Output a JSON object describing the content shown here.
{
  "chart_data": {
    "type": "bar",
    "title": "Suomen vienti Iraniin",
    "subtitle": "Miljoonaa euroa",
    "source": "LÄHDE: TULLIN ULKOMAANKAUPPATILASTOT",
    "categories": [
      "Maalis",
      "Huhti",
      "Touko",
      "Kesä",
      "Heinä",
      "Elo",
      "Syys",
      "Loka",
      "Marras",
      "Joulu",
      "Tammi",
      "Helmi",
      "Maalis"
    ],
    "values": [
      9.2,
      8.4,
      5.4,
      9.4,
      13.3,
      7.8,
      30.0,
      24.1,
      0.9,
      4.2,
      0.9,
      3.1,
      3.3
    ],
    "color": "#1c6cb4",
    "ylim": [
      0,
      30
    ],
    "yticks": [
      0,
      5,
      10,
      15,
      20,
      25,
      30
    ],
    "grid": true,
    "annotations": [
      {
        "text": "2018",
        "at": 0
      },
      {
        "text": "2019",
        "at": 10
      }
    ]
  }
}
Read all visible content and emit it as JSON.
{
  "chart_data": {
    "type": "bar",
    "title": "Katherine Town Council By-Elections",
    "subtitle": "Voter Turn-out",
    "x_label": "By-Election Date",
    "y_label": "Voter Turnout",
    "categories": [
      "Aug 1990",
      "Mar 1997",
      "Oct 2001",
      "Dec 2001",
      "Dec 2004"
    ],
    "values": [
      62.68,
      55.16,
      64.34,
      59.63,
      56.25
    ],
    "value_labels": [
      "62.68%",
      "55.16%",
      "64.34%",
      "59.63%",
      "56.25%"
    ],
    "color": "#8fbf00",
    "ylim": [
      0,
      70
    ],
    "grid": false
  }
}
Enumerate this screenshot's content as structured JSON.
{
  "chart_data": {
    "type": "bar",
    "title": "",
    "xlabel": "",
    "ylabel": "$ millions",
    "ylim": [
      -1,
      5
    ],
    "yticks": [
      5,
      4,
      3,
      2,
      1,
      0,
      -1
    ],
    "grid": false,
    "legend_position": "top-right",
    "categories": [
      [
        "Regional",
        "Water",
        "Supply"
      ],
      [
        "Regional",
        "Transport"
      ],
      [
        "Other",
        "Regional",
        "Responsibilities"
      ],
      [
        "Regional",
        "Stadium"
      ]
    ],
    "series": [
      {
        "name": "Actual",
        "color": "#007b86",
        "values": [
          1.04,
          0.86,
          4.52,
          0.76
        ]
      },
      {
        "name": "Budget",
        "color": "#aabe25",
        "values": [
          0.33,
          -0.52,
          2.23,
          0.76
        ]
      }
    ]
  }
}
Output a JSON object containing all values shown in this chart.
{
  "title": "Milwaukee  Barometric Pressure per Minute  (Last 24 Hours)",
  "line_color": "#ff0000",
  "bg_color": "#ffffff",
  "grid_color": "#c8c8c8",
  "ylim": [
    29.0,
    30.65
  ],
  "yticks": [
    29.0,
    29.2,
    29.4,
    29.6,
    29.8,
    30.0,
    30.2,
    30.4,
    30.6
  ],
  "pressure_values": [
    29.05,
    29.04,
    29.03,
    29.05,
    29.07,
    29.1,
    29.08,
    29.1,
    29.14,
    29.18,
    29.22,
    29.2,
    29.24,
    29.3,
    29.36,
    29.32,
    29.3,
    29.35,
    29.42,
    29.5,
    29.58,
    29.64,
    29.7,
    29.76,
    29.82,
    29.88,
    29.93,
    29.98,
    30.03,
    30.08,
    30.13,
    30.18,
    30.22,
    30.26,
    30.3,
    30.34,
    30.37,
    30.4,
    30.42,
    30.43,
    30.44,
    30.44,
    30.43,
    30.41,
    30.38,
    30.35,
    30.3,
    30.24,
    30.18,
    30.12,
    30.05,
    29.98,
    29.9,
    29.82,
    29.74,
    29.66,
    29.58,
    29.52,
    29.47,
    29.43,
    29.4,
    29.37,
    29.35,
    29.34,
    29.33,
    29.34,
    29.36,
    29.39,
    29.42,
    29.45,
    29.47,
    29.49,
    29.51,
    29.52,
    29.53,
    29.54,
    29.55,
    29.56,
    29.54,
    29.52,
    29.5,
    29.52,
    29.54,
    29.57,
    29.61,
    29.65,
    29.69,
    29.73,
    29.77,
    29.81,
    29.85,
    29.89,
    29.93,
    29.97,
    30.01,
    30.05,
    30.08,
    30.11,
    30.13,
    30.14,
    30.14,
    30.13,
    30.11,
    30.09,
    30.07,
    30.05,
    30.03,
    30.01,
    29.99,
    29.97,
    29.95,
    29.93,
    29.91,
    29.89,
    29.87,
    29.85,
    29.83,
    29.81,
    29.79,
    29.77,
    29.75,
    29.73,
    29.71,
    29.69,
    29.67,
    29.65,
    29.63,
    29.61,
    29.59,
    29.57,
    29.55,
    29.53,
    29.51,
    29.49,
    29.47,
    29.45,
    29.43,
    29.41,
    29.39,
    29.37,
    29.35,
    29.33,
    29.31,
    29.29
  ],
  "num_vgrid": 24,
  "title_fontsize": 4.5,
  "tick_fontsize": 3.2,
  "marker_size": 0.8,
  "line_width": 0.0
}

= Goal =
Print out all the entries precisely as written.

= Written answer =
Output a JSON object describing the content shown here.
{
  "chart_data": {
    "type": "bar",
    "title": "Suomen vienti Iraniin",
    "subtitle": "Miljoonaa euroa",
    "source": "LÄHDE: TULLIN ULKOMAANKAUPPATILASTOT",
    "categories": [
      "Maalis",
      "Huhti",
      "Touko",
      "Kesä",
      "Heinä",
      "Elo",
      "Syys",
      "Loka",
      "Marras",
      "Joulu",
      "Tammi",
      "Helmi",
      "Maalis"
    ],
    "values": [
      9.2,
      8.4,
      5.4,
      9.4,
      13.3,
      7.8,
      30.0,
      24.1,
      0.9,
      4.2,
      0.9,
      3.1,
      3.3
    ],
    "color": "#1c6cb4",
    "ylim": [
      0,
      30
    ],
    "yticks": [
      0,
      5,
      10,
      15,
      20,
      25,
      30
    ],
    "grid": true,
    "annotations": [
      {
        "text": "2018",
        "at": 0
      },
      {
        "text": "2019",
        "at": 10
      }
    ]
  }
}
Read all visible content and emit it as JSON.
{
  "chart_data": {
    "type": "bar",
    "title": "Katherine Town Council By-Elections",
    "subtitle": "Voter Turn-out",
    "x_label": "By-Election Date",
    "y_label": "Voter Turnout",
    "categories": [
      "Aug 1990",
      "Mar 1997",
      "Oct 2001",
      "Dec 2001",
      "Dec 2004"
    ],
    "values": [
      62.68,
      55.16,
      64.34,
      59.63,
      56.25
    ],
    "value_labels": [
      "62.68%",
      "55.16%",
      "64.34%",
      "59.63%",
      "56.25%"
    ],
    "color": "#8fbf00",
    "ylim": [
      0,
      70
    ],
    "grid": false
  }
}
Enumerate this screenshot's content as structured JSON.
{
  "chart_data": {
    "type": "bar",
    "title": "",
    "xlabel": "",
    "ylabel": "$ millions",
    "ylim": [
      -1,
      5
    ],
    "yticks": [
      5,
      4,
      3,
      2,
      1,
      0,
      -1
    ],
    "grid": false,
    "legend_position": "top-right",
    "categories": [
      [
        "Regional",
        "Water",
        "Supply"
      ],
      [
        "Regional",
        "Transport"
      ],
      [
        "Other",
        "Regional",
        "Responsibilities"
      ],
      [
        "Regional",
        "Stadium"
      ]
    ],
    "series": [
      {
        "name": "Actual",
        "color": "#007b86",
        "values": [
          1.04,
          0.86,
          4.52,
          0.76
        ]
      },
      {
        "name": "Budget",
        "color": "#aabe25",
        "values": [
          0.33,
          -0.52,
          2.23,
          0.76
        ]
      }
    ]
  }
}
Output a JSON object containing all values shown in this chart.
{
  "title": "Milwaukee  Barometric Pressure per Minute  (Last 24 Hours)",
  "line_color": "#ff0000",
  "bg_color": "#ffffff",
  "grid_color": "#c8c8c8",
  "ylim": [
    29.0,
    30.65
  ],
  "yticks": [
    29.0,
    29.2,
    29.4,
    29.6,
    29.8,
    30.0,
    30.2,
    30.4,
    30.6
  ],
  "pressure_values": [
    29.05,
    29.04,
    29.03,
    29.05,
    29.07,
    29.1,
    29.08,
    29.1,
    29.14,
    29.18,
    29.22,
    29.2,
    29.24,
    29.3,
    29.36,
    29.32,
    29.3,
    29.35,
    29.42,
    29.5,
    29.58,
    29.64,
    29.7,
    29.76,
    29.82,
    29.88,
    29.93,
    29.98,
    30.03,
    30.08,
    30.13,
    30.18,
    30.22,
    30.26,
    30.3,
    30.34,
    30.37,
    30.4,
    30.42,
    30.43,
    30.44,
    30.44,
    30.43,
    30.41,
    30.38,
    30.35,
    30.3,
    30.24,
    30.18,
    30.12,
    30.05,
    29.98,
    29.9,
    29.82,
    29.74,
    29.66,
    29.58,
    29.52,
    29.47,
    29.43,
    29.4,
    29.37,
    29.35,
    29.34,
    29.33,
    29.34,
    29.36,
    29.39,
    29.42,
    29.45,
    29.47,
    29.49,
    29.51,
    29.52,
    29.53,
    29.54,
    29.55,
    29.56,
    29.54,
    29.52,
    29.5,
    29.52,
    29.54,
    29.57,
    29.61,
    29.65,
    29.69,
    29.73,
    29.77,
    29.81,
    29.85,
    29.89,
    29.93,
    29.97,
    30.01,
    30.05,
    30.08,
    30.11,
    30.13,
    30.14,
    30.14,
    30.13,
    30.11,
    30.09,
    30.07,
    30.05,
    30.03,
    30.01,
    29.99,
    29.97,
    29.95,
    29.93,
    29.91,
    29.89,
    29.87,
    29.85,
    29.83,
    29.81,
    29.79,
    29.77,
    29.75,
    29.73,
    29.71,
    29.69,
    29.67,
    29.65,
    29.63,
    29.61,
    29.59,
    29.57,
    29.55,
    29.53,
    29.51,
    29.49,
    29.47,
    29.45,
    29.43,
    29.41,
    29.39,
    29.37,
    29.35,
    29.33,
    29.31,
    29.29
  ],
  "num_vgrid": 24,
  "title_fontsize": 4.5,
  "tick_fontsize": 3.2,
  "marker_size": 0.8,
  "line_width": 0.0
}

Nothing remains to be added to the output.